Dataset records:

▬▬▬▬▬▬

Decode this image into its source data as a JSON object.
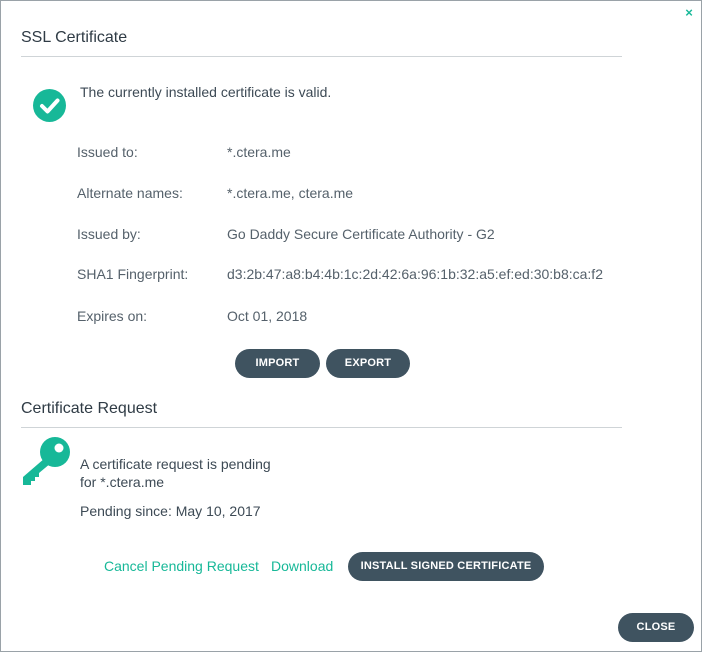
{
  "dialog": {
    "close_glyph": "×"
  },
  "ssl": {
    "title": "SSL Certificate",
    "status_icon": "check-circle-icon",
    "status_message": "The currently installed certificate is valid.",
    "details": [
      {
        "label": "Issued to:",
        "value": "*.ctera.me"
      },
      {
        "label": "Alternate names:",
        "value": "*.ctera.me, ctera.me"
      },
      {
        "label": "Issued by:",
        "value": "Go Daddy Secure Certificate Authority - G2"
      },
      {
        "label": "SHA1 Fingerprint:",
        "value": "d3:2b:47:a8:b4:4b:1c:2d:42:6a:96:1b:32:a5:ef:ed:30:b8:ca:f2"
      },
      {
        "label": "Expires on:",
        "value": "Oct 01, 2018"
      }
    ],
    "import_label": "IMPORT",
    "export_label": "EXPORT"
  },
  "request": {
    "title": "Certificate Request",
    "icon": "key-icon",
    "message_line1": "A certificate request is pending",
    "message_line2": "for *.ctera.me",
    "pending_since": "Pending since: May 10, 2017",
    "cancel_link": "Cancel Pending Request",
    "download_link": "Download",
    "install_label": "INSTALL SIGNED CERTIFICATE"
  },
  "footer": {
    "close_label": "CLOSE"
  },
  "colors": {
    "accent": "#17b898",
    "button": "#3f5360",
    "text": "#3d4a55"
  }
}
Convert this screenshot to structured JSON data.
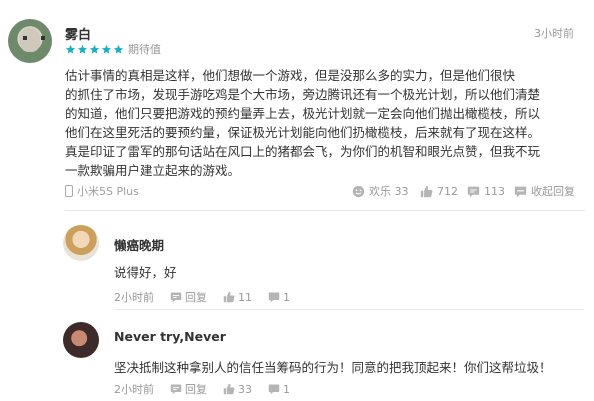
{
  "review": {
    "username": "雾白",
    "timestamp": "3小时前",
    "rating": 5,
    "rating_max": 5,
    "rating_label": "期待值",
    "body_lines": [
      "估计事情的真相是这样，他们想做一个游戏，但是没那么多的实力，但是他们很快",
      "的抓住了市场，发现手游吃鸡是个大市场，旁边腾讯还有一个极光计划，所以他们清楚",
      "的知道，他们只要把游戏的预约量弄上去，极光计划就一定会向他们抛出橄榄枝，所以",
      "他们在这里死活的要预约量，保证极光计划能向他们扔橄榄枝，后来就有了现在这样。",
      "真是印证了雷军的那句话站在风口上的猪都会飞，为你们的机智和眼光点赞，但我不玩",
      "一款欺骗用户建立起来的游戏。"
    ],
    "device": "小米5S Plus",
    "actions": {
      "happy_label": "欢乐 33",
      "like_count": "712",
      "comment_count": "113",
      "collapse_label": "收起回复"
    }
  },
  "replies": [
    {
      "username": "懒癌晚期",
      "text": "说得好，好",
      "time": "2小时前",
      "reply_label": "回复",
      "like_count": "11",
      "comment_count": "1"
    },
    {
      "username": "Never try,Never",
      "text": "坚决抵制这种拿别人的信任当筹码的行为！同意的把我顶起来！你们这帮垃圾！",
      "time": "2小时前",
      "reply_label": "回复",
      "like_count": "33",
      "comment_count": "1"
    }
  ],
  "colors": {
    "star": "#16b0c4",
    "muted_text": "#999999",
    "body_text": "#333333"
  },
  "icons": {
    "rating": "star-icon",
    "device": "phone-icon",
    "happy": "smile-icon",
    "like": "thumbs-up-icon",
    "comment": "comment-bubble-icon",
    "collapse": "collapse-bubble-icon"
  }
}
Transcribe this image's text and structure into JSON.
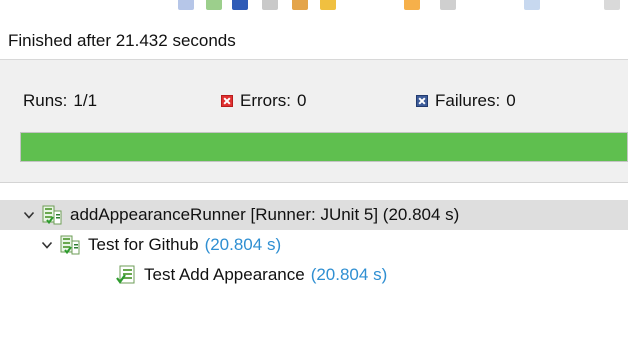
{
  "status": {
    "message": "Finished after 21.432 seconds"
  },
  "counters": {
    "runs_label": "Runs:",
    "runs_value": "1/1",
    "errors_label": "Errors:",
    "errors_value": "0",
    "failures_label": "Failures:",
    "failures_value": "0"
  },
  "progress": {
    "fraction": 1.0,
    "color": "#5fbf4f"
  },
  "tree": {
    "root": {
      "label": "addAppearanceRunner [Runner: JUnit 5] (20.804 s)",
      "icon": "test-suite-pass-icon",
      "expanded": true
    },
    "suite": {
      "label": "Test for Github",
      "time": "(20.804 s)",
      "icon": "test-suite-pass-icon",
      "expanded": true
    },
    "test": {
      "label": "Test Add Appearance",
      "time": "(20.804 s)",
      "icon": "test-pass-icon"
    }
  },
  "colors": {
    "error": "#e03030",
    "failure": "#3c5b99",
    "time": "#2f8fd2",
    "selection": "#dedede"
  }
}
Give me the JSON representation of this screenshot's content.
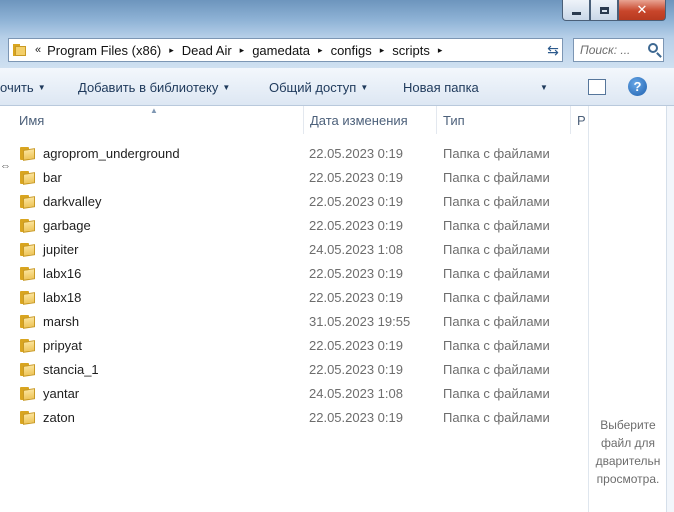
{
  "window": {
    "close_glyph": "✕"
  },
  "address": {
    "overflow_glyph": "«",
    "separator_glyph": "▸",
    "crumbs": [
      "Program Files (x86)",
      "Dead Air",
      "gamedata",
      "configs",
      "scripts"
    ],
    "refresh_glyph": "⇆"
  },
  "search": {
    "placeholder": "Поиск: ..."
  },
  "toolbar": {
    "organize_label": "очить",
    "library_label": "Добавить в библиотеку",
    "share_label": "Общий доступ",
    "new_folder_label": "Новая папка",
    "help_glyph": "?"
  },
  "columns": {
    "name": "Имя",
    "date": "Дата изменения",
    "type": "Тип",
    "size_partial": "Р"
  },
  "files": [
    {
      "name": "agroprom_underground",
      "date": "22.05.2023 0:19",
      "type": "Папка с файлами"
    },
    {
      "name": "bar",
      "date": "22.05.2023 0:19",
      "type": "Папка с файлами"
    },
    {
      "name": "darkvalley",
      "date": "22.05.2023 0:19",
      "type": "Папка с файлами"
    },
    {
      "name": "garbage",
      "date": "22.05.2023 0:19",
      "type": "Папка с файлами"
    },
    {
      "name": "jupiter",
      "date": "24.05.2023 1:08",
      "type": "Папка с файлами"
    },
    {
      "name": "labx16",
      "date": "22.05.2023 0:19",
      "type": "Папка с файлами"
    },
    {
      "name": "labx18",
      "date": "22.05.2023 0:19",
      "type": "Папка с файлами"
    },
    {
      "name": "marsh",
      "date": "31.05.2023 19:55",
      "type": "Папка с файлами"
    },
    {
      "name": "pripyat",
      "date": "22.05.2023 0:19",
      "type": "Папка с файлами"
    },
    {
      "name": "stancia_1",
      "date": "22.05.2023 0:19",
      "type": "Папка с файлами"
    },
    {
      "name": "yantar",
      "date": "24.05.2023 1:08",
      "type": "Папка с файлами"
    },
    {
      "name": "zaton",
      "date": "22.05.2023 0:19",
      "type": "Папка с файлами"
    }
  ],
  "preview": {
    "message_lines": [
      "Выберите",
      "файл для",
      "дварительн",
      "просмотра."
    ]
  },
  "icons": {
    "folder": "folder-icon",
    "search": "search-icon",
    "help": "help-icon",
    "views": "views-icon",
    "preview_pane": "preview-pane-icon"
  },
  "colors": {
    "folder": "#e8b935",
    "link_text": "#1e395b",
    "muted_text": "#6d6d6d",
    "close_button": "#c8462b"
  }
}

▬▬▬▬▬▬

Replicate the material above verbatim; images stay out of the copy.

Complete response:
Decode this image into its source data as a JSON object.
{
  "dialog": {
    "close_glyph": "×"
  },
  "ssl": {
    "title": "SSL Certificate",
    "status_icon": "check-circle-icon",
    "status_message": "The currently installed certificate is valid.",
    "details": [
      {
        "label": "Issued to:",
        "value": "*.ctera.me"
      },
      {
        "label": "Alternate names:",
        "value": "*.ctera.me, ctera.me"
      },
      {
        "label": "Issued by:",
        "value": "Go Daddy Secure Certificate Authority - G2"
      },
      {
        "label": "SHA1 Fingerprint:",
        "value": "d3:2b:47:a8:b4:4b:1c:2d:42:6a:96:1b:32:a5:ef:ed:30:b8:ca:f2"
      },
      {
        "label": "Expires on:",
        "value": "Oct 01, 2018"
      }
    ],
    "import_label": "IMPORT",
    "export_label": "EXPORT"
  },
  "request": {
    "title": "Certificate Request",
    "icon": "key-icon",
    "message_line1": "A certificate request is pending",
    "message_line2": "for *.ctera.me",
    "pending_since": "Pending since: May 10, 2017",
    "cancel_link": "Cancel Pending Request",
    "download_link": "Download",
    "install_label": "INSTALL SIGNED CERTIFICATE"
  },
  "footer": {
    "close_label": "CLOSE"
  },
  "colors": {
    "accent": "#17b898",
    "button": "#3f5360",
    "text": "#3d4a55"
  }
}
Convert this screenshot to structured JSON data.
{
  "review": {
    "username": "雾白",
    "timestamp": "3小时前",
    "rating": 5,
    "rating_max": 5,
    "rating_label": "期待值",
    "body_lines": [
      "估计事情的真相是这样，他们想做一个游戏，但是没那么多的实力，但是他们很快",
      "的抓住了市场，发现手游吃鸡是个大市场，旁边腾讯还有一个极光计划，所以他们清楚",
      "的知道，他们只要把游戏的预约量弄上去，极光计划就一定会向他们抛出橄榄枝，所以",
      "他们在这里死活的要预约量，保证极光计划能向他们扔橄榄枝，后来就有了现在这样。",
      "真是印证了雷军的那句话站在风口上的猪都会飞，为你们的机智和眼光点赞，但我不玩",
      "一款欺骗用户建立起来的游戏。"
    ],
    "device": "小米5S Plus",
    "actions": {
      "happy_label": "欢乐 33",
      "like_count": "712",
      "comment_count": "113",
      "collapse_label": "收起回复"
    }
  },
  "replies": [
    {
      "username": "懒癌晚期",
      "text": "说得好，好",
      "time": "2小时前",
      "reply_label": "回复",
      "like_count": "11",
      "comment_count": "1"
    },
    {
      "username": "Never try,Never",
      "text": "坚决抵制这种拿别人的信任当筹码的行为！同意的把我顶起来！你们这帮垃圾！",
      "time": "2小时前",
      "reply_label": "回复",
      "like_count": "33",
      "comment_count": "1"
    }
  ],
  "colors": {
    "star": "#16b0c4",
    "muted_text": "#999999",
    "body_text": "#333333"
  },
  "icons": {
    "rating": "star-icon",
    "device": "phone-icon",
    "happy": "smile-icon",
    "like": "thumbs-up-icon",
    "comment": "comment-bubble-icon",
    "collapse": "collapse-bubble-icon"
  }
}
Transcribe this image's text and structure into JSON.
{
  "status": {
    "message": "Finished after 21.432 seconds"
  },
  "counters": {
    "runs_label": "Runs:",
    "runs_value": "1/1",
    "errors_label": "Errors:",
    "errors_value": "0",
    "failures_label": "Failures:",
    "failures_value": "0"
  },
  "progress": {
    "fraction": 1.0,
    "color": "#5fbf4f"
  },
  "tree": {
    "root": {
      "label": "addAppearanceRunner [Runner: JUnit 5] (20.804 s)",
      "icon": "test-suite-pass-icon",
      "expanded": true
    },
    "suite": {
      "label": "Test for Github",
      "time": "(20.804 s)",
      "icon": "test-suite-pass-icon",
      "expanded": true
    },
    "test": {
      "label": "Test Add Appearance",
      "time": "(20.804 s)",
      "icon": "test-pass-icon"
    }
  },
  "colors": {
    "error": "#e03030",
    "failure": "#3c5b99",
    "time": "#2f8fd2",
    "selection": "#dedede"
  }
}
Give me the JSON representation of this screenshot's content.
{
  "window": {
    "close_glyph": "✕"
  },
  "address": {
    "overflow_glyph": "«",
    "separator_glyph": "▸",
    "crumbs": [
      "Program Files (x86)",
      "Dead Air",
      "gamedata",
      "configs",
      "scripts"
    ],
    "refresh_glyph": "⇆"
  },
  "search": {
    "placeholder": "Поиск: ..."
  },
  "toolbar": {
    "organize_label": "очить",
    "library_label": "Добавить в библиотеку",
    "share_label": "Общий доступ",
    "new_folder_label": "Новая папка",
    "help_glyph": "?"
  },
  "columns": {
    "name": "Имя",
    "date": "Дата изменения",
    "type": "Тип",
    "size_partial": "Р"
  },
  "files": [
    {
      "name": "agroprom_underground",
      "date": "22.05.2023 0:19",
      "type": "Папка с файлами"
    },
    {
      "name": "bar",
      "date": "22.05.2023 0:19",
      "type": "Папка с файлами"
    },
    {
      "name": "darkvalley",
      "date": "22.05.2023 0:19",
      "type": "Папка с файлами"
    },
    {
      "name": "garbage",
      "date": "22.05.2023 0:19",
      "type": "Папка с файлами"
    },
    {
      "name": "jupiter",
      "date": "24.05.2023 1:08",
      "type": "Папка с файлами"
    },
    {
      "name": "labx16",
      "date": "22.05.2023 0:19",
      "type": "Папка с файлами"
    },
    {
      "name": "labx18",
      "date": "22.05.2023 0:19",
      "type": "Папка с файлами"
    },
    {
      "name": "marsh",
      "date": "31.05.2023 19:55",
      "type": "Папка с файлами"
    },
    {
      "name": "pripyat",
      "date": "22.05.2023 0:19",
      "type": "Папка с файлами"
    },
    {
      "name": "stancia_1",
      "date": "22.05.2023 0:19",
      "type": "Папка с файлами"
    },
    {
      "name": "yantar",
      "date": "24.05.2023 1:08",
      "type": "Папка с файлами"
    },
    {
      "name": "zaton",
      "date": "22.05.2023 0:19",
      "type": "Папка с файлами"
    }
  ],
  "preview": {
    "message_lines": [
      "Выберите",
      "файл для",
      "дварительн",
      "просмотра."
    ]
  },
  "icons": {
    "folder": "folder-icon",
    "search": "search-icon",
    "help": "help-icon",
    "views": "views-icon",
    "preview_pane": "preview-pane-icon"
  },
  "colors": {
    "folder": "#e8b935",
    "link_text": "#1e395b",
    "muted_text": "#6d6d6d",
    "close_button": "#c8462b"
  }
}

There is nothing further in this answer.